begin GIVEN RECORDS

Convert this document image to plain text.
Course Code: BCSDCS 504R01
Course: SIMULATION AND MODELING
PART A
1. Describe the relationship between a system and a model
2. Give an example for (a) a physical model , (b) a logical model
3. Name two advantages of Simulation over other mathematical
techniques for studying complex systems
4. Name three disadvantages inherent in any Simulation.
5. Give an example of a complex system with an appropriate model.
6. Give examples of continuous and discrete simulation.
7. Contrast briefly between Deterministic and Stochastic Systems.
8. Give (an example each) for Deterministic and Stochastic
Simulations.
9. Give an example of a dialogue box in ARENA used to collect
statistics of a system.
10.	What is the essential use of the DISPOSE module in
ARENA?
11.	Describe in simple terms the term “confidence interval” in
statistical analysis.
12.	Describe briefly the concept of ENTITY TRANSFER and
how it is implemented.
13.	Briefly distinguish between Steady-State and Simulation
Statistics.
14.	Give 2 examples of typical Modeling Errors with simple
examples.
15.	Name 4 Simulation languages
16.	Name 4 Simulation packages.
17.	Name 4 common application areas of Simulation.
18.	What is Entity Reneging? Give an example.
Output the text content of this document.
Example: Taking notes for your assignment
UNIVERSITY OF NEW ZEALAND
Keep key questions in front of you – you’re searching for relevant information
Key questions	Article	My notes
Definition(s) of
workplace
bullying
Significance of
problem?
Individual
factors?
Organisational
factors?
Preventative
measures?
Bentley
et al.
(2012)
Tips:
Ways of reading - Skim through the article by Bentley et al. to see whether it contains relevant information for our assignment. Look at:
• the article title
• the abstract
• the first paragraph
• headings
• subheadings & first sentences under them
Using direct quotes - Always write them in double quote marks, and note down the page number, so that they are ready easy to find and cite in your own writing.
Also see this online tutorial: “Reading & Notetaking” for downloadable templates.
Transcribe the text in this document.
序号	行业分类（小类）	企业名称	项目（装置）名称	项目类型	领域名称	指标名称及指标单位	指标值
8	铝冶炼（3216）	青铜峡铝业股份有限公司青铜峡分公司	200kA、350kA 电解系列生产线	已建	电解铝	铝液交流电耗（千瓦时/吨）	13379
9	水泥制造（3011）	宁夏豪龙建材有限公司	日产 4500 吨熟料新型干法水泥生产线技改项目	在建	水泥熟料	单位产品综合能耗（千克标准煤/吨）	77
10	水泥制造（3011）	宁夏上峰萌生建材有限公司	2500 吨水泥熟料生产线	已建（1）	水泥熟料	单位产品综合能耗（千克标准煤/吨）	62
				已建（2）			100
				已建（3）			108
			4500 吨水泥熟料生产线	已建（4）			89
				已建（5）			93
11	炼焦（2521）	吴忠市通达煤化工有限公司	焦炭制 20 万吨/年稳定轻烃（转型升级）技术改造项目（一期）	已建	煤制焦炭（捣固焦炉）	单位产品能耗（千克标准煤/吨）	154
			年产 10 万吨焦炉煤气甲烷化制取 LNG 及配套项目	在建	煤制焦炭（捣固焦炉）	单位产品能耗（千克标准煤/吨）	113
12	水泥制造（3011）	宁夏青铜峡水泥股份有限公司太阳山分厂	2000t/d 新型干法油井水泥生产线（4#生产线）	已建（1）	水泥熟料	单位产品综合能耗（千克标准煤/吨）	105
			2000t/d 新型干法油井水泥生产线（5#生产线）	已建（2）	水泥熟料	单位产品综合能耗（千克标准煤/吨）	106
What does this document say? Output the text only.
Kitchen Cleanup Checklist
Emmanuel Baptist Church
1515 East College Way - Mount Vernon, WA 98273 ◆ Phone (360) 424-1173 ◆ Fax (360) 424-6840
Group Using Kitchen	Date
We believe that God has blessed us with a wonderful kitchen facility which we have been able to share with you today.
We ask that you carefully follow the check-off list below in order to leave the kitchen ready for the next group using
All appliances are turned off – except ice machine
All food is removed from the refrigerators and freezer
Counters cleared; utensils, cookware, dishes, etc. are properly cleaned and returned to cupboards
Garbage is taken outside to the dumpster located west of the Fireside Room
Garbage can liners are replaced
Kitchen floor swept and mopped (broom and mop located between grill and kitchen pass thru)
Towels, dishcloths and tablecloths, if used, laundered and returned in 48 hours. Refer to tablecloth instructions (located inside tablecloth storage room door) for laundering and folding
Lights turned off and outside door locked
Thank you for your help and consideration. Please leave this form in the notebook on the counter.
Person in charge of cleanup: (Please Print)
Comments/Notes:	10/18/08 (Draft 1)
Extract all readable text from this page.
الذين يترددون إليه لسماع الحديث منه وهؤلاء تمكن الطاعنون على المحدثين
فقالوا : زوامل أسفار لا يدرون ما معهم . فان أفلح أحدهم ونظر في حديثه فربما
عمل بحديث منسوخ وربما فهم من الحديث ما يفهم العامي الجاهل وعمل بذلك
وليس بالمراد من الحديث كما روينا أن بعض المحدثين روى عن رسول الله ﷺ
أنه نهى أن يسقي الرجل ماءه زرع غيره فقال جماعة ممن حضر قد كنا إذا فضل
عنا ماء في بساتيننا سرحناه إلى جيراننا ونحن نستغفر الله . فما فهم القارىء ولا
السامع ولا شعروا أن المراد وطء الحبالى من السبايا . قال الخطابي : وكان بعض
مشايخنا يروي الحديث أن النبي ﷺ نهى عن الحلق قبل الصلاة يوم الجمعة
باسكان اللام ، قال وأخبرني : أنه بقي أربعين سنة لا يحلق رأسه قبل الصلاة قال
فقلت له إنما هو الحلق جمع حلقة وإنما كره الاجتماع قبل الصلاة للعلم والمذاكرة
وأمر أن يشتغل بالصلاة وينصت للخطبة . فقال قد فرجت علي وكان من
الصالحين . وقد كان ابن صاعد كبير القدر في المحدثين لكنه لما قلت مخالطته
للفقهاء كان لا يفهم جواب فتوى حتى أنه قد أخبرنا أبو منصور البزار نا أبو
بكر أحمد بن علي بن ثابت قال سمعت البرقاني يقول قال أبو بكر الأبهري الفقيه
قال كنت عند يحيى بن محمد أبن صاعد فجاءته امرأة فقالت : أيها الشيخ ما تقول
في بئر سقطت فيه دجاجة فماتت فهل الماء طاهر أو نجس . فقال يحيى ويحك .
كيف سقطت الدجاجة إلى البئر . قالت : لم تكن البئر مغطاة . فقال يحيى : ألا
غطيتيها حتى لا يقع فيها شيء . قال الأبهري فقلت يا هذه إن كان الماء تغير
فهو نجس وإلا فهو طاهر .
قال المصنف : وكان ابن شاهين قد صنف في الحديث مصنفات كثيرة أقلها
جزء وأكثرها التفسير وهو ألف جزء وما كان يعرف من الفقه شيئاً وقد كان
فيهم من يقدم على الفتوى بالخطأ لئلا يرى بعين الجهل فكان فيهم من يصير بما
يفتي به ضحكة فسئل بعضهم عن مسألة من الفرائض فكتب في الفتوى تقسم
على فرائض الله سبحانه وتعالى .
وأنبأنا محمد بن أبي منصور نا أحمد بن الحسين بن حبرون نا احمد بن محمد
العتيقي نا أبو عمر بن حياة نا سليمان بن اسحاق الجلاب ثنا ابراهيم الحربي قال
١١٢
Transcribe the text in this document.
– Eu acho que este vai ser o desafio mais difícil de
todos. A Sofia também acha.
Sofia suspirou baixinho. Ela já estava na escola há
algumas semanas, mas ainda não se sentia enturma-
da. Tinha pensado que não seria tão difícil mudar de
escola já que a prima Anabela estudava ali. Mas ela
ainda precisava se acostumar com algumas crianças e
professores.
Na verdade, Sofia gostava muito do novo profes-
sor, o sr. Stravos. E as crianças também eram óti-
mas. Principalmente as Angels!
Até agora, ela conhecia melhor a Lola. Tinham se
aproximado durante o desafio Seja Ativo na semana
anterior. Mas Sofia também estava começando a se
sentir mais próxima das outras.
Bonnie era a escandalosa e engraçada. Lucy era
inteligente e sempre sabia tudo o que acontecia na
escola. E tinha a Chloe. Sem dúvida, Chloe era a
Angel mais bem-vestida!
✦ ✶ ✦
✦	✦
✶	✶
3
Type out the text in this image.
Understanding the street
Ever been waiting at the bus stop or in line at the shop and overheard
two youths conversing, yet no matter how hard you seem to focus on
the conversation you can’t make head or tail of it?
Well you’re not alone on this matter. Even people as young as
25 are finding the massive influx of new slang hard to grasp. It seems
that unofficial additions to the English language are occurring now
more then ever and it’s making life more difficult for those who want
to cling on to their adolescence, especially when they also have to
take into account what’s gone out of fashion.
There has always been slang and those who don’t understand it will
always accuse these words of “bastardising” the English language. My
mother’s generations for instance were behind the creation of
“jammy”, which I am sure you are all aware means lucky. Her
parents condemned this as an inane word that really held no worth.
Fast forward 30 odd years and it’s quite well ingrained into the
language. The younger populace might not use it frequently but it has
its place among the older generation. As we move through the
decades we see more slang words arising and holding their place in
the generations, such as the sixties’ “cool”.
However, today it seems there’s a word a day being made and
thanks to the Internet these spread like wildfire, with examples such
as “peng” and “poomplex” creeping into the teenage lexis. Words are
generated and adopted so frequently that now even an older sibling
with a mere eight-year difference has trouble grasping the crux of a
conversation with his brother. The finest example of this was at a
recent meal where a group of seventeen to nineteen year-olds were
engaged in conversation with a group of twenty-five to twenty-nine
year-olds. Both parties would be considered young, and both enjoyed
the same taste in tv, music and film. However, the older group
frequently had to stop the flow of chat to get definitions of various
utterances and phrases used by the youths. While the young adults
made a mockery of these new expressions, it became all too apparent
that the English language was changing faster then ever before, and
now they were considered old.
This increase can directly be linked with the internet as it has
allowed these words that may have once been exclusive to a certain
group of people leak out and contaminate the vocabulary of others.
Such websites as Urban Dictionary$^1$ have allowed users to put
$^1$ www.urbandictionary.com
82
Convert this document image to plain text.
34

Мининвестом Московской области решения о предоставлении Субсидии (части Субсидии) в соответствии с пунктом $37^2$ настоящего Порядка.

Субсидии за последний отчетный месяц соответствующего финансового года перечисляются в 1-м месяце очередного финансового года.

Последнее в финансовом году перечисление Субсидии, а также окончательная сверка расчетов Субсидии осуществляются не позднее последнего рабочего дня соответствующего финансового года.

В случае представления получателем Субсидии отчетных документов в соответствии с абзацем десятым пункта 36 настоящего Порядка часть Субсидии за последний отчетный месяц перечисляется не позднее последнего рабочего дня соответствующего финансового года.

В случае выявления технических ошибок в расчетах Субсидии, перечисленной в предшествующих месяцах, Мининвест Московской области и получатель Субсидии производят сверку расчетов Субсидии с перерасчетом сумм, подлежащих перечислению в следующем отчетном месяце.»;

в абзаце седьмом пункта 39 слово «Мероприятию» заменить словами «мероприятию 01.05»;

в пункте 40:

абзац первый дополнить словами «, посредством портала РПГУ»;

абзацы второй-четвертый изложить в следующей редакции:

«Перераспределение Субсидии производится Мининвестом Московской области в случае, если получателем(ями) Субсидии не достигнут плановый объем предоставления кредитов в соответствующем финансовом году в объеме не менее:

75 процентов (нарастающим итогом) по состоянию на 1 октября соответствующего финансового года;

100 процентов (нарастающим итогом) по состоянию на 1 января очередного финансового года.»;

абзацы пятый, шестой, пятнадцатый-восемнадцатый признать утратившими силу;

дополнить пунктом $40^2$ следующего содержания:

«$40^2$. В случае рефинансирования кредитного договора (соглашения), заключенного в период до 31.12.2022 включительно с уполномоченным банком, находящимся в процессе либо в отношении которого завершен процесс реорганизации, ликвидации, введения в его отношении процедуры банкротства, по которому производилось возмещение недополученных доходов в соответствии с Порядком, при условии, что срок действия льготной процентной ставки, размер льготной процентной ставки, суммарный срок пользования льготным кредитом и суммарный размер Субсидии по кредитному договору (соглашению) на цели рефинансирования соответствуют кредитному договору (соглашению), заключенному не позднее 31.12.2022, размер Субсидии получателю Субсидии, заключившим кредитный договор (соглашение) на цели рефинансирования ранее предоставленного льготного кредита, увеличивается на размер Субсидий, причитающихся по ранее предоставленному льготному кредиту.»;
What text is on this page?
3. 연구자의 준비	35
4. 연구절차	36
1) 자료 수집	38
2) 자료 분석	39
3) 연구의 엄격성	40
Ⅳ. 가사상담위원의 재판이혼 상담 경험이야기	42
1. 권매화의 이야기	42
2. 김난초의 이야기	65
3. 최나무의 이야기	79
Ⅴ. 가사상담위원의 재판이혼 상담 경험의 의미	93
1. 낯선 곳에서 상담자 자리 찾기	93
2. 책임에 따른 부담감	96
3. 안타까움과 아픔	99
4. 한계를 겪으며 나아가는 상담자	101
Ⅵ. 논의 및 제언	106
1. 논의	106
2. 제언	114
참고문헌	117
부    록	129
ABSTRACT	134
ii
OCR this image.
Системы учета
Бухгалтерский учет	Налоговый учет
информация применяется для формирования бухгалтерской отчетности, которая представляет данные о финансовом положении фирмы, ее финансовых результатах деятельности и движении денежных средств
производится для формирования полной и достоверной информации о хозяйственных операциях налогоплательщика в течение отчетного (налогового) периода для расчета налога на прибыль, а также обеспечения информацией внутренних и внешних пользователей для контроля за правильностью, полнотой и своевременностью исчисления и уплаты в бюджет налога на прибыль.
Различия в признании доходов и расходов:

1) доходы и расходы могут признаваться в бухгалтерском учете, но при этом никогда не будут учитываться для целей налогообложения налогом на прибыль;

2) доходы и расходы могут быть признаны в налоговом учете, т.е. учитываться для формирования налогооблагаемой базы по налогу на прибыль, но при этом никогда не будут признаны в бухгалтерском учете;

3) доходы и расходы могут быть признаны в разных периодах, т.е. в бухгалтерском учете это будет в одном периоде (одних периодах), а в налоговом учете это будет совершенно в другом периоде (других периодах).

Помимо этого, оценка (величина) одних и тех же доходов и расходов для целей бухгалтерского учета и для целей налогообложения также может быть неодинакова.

end GIVEN RECORDS

(DIRECTION): Exactly and only the lines from the line containing "OCR this image." through the last line of the entries should be copied, both ends included.

(EXPECTED ANSWER):
OCR this image.
Системы учета
Бухгалтерский учет	Налоговый учет
информация применяется для формирования бухгалтерской отчетности, которая представляет данные о финансовом положении фирмы, ее финансовых результатах деятельности и движении денежных средств
производится для формирования полной и достоверной информации о хозяйственных операциях налогоплательщика в течение отчетного (налогового) периода для расчета налога на прибыль, а также обеспечения информацией внутренних и внешних пользователей для контроля за правильностью, полнотой и своевременностью исчисления и уплаты в бюджет налога на прибыль.
Различия в признании доходов и расходов:

1) доходы и расходы могут признаваться в бухгалтерском учете, но при этом никогда не будут учитываться для целей налогообложения налогом на прибыль;

2) доходы и расходы могут быть признаны в налоговом учете, т.е. учитываться для формирования налогооблагаемой базы по налогу на прибыль, но при этом никогда не будут признаны в бухгалтерском учете;

3) доходы и расходы могут быть признаны в разных периодах, т.е. в бухгалтерском учете это будет в одном периоде (одних периодах), а в налоговом учете это будет совершенно в другом периоде (других периодах).

Помимо этого, оценка (величина) одних и тех же доходов и расходов для целей бухгалтерского учета и для целей налогообложения также может быть неодинакова.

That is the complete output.